[WHAT IS BEING ASKED]: Repeat each line exactly, leaving nothing out.

[MATERIAL FOR THE TASK]:
*-*-*

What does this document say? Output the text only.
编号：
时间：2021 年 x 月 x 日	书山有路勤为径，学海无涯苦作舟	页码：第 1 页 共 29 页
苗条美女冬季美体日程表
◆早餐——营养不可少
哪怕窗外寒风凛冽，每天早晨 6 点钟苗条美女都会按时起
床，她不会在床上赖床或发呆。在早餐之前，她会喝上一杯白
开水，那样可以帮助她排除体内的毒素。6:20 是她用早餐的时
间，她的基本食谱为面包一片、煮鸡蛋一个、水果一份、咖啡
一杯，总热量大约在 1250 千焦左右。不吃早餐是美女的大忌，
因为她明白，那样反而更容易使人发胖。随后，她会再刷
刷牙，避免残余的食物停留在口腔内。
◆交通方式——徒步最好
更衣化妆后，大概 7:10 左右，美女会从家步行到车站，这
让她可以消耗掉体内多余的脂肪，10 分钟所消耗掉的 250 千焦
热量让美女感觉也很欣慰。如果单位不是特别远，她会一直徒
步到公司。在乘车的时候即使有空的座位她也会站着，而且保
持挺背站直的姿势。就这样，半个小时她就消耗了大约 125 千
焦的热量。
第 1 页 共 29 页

*-*-*

[EXERCISE RESPONSE]:
What does this document say? Output the text only.
编号：
时间：2021 年 x 月 x 日	书山有路勤为径，学海无涯苦作舟	页码：第 1 页 共 29 页
苗条美女冬季美体日程表
◆早餐——营养不可少
哪怕窗外寒风凛冽，每天早晨 6 点钟苗条美女都会按时起
床，她不会在床上赖床或发呆。在早餐之前，她会喝上一杯白
开水，那样可以帮助她排除体内的毒素。6:20 是她用早餐的时
间，她的基本食谱为面包一片、煮鸡蛋一个、水果一份、咖啡
一杯，总热量大约在 1250 千焦左右。不吃早餐是美女的大忌，
因为她明白，那样反而更容易使人发胖。随后，她会再刷
刷牙，避免残余的食物停留在口腔内。
◆交通方式——徒步最好
更衣化妆后，大概 7:10 左右，美女会从家步行到车站，这
让她可以消耗掉体内多余的脂肪，10 分钟所消耗掉的 250 千焦
热量让美女感觉也很欣慰。如果单位不是特别远，她会一直徒
步到公司。在乘车的时候即使有空的座位她也会站着，而且保
持挺背站直的姿势。就这样，半个小时她就消耗了大约 125 千
焦的热量。
第 1 页 共 29 页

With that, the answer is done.